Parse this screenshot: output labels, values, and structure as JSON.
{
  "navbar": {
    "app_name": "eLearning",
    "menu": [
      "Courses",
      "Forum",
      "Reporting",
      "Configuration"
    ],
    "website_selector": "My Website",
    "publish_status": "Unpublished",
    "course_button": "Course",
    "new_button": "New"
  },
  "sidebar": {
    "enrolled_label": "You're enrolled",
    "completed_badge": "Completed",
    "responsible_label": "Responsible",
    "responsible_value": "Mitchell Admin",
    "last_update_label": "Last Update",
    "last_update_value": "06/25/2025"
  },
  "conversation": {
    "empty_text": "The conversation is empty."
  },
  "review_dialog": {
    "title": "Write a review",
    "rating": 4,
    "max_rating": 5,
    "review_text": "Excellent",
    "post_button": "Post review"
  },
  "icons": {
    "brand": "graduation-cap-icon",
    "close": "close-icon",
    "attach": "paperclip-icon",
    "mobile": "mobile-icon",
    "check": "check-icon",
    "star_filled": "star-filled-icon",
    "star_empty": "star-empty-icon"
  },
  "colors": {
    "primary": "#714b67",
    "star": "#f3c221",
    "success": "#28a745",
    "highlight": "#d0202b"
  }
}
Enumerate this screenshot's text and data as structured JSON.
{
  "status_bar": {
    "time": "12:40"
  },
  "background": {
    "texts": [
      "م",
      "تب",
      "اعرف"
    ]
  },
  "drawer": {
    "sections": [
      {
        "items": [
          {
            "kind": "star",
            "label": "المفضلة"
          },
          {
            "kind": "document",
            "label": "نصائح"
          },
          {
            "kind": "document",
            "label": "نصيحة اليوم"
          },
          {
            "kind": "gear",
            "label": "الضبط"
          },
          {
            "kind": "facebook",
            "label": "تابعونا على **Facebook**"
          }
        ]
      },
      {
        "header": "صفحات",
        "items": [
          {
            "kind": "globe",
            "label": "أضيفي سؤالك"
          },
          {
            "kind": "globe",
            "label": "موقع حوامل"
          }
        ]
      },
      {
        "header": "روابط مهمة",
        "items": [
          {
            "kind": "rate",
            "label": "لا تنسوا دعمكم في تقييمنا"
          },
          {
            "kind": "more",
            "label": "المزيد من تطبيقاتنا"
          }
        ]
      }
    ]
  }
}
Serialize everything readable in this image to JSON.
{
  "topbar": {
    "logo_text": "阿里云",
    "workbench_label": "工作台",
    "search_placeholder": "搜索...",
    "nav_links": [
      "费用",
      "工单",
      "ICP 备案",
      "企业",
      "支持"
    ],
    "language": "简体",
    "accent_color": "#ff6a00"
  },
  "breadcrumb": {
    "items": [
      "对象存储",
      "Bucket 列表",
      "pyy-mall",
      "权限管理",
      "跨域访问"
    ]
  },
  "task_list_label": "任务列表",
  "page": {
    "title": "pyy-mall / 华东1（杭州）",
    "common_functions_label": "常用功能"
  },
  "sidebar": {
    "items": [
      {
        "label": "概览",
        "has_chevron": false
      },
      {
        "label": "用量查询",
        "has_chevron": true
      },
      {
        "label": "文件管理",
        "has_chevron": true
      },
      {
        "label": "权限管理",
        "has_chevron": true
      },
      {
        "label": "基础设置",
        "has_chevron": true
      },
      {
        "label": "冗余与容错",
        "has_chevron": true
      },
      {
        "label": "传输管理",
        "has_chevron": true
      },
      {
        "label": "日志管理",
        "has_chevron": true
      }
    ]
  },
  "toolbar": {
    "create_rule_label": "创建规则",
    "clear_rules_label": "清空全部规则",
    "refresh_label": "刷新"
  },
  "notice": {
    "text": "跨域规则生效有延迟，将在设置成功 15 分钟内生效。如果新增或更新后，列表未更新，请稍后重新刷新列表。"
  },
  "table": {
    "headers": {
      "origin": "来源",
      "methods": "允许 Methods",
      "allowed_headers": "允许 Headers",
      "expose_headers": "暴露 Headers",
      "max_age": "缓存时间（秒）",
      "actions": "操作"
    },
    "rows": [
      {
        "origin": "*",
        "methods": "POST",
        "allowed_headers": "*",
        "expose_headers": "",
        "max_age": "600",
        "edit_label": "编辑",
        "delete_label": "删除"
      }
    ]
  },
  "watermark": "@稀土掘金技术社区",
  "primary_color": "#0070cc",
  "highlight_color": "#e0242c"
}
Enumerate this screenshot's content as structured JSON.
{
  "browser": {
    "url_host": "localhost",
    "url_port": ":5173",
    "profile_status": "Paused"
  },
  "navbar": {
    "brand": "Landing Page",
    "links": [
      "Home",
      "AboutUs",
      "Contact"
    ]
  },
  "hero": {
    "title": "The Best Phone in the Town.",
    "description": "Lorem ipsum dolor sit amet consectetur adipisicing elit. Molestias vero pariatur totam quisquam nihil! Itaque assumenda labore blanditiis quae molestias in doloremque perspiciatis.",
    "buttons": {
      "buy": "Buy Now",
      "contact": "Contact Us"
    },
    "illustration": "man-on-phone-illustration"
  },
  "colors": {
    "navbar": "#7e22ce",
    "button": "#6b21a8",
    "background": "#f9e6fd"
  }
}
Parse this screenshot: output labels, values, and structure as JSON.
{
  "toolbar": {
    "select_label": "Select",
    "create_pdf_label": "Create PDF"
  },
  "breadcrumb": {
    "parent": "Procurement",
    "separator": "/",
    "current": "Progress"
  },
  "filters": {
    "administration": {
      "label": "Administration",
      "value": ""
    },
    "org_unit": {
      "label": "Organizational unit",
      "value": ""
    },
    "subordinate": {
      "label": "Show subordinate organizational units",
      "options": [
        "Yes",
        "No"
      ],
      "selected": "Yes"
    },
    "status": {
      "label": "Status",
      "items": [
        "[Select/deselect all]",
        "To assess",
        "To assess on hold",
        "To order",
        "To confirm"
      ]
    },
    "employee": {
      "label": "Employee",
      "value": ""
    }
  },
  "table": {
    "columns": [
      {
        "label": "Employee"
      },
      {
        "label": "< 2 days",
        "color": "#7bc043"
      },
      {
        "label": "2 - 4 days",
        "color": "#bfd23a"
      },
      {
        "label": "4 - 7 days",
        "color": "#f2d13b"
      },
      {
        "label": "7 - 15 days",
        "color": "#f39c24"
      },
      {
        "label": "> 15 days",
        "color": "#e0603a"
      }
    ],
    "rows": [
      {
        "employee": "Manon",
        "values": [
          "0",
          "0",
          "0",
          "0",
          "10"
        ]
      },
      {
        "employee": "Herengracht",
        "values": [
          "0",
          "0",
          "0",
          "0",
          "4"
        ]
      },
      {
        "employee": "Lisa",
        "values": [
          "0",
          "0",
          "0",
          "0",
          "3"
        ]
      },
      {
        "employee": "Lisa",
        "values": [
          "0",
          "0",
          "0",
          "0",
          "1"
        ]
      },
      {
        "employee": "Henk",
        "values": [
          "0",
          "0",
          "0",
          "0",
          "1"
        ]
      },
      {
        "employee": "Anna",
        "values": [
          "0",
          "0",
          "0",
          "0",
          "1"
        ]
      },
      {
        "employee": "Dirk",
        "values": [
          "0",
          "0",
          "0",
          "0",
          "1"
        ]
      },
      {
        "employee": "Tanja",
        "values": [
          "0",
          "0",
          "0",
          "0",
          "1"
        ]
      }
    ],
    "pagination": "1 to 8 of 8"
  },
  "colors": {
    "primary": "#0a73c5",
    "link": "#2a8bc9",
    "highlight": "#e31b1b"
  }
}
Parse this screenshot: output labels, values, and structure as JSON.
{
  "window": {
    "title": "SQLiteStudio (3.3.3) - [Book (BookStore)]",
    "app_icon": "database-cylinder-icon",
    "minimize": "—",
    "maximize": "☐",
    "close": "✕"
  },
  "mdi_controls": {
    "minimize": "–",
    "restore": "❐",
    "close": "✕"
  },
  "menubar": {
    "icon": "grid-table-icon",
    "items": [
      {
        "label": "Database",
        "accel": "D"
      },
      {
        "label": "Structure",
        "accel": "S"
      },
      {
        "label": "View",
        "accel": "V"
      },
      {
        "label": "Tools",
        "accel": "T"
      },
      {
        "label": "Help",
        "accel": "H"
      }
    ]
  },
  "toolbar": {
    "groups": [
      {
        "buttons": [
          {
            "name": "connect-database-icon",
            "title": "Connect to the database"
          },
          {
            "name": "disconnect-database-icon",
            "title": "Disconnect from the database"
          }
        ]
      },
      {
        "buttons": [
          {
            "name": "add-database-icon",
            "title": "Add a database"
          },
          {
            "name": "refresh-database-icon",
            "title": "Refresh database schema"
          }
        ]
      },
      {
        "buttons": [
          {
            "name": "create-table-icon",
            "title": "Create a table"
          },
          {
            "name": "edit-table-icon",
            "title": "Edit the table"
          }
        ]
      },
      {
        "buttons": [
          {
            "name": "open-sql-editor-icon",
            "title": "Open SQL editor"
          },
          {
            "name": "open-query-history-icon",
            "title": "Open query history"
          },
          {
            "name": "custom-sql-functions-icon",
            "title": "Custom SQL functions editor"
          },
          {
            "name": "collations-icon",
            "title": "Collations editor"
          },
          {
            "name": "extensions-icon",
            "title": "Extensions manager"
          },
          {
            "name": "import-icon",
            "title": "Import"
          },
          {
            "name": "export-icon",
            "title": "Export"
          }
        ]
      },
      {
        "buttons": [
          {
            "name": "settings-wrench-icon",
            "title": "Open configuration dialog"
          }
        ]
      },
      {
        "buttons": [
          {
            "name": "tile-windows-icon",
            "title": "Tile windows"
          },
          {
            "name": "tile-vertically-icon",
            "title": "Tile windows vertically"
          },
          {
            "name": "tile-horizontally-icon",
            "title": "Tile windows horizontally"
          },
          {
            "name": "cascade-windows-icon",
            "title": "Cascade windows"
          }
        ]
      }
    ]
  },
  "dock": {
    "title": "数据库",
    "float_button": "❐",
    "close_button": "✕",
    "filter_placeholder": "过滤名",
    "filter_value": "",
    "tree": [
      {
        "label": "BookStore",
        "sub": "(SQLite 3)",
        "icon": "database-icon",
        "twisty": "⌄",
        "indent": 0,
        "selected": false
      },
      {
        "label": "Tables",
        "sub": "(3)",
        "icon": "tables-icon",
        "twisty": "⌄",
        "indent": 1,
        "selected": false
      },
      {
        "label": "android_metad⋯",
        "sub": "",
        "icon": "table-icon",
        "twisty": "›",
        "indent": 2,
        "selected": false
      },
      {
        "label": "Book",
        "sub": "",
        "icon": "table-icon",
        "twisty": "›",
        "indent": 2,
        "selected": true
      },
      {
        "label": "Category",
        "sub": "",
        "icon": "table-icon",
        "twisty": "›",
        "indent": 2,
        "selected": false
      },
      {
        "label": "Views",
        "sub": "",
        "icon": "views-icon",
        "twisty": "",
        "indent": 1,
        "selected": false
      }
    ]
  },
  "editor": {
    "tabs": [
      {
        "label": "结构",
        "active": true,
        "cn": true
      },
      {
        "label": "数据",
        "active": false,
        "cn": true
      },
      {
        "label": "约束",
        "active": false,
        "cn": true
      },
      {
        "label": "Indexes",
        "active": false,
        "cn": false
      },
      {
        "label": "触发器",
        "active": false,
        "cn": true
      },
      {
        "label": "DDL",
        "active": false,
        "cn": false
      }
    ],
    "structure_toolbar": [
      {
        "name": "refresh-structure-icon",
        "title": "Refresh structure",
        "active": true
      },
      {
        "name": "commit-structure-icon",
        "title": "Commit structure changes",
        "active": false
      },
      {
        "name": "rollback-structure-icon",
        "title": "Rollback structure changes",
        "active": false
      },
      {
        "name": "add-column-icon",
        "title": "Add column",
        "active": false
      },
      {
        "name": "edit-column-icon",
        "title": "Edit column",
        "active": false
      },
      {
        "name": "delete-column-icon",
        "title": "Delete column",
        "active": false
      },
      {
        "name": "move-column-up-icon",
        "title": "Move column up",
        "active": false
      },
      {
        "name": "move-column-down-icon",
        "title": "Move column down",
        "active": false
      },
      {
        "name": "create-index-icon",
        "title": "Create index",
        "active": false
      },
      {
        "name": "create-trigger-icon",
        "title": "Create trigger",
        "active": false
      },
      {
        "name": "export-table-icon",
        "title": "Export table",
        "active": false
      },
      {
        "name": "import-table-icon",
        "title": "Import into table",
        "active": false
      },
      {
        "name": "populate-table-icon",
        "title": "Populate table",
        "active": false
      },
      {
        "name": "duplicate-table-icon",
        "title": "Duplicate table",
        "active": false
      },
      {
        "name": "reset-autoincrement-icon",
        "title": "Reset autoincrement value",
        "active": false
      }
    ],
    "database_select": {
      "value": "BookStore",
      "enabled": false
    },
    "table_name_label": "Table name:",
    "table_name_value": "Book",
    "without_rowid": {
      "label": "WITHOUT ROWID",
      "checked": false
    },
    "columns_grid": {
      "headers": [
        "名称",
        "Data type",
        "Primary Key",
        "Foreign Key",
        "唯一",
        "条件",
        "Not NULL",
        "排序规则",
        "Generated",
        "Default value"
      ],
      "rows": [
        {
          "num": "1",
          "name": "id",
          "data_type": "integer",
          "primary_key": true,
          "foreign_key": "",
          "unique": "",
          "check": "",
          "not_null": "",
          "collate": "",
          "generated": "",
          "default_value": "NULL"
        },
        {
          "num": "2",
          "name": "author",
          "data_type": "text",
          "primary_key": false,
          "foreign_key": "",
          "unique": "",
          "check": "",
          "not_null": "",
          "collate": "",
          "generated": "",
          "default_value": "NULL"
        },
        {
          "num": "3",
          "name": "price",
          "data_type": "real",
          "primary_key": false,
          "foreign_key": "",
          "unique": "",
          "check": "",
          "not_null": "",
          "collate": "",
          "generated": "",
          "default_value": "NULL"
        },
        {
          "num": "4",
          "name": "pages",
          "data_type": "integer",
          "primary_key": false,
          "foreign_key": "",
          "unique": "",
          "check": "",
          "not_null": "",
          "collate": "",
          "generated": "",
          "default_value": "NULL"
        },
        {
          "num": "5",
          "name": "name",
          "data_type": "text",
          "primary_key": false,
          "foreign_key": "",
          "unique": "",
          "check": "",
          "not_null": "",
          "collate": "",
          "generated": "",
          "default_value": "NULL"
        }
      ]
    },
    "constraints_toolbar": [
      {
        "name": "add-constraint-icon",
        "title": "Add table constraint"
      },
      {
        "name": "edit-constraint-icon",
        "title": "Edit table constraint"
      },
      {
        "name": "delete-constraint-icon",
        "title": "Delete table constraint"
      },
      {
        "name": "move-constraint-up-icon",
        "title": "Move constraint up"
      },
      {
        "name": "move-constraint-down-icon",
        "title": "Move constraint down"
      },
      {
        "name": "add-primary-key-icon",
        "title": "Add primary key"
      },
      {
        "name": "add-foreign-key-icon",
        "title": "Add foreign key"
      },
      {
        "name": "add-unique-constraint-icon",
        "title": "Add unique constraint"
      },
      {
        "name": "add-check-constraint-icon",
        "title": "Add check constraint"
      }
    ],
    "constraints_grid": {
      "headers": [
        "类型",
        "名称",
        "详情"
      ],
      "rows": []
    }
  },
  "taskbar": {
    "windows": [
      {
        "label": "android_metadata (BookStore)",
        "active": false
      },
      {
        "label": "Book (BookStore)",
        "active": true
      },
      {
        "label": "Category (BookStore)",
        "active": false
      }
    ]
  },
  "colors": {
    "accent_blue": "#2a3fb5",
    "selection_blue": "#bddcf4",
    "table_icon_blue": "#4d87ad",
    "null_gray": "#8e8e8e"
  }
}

▸ Set problem:
Gather and copy every line of the data in which the string "vertically" is found.

▸ Output below:
            "name": "tile-vertically-icon",
            "title": "Tile windows vertically"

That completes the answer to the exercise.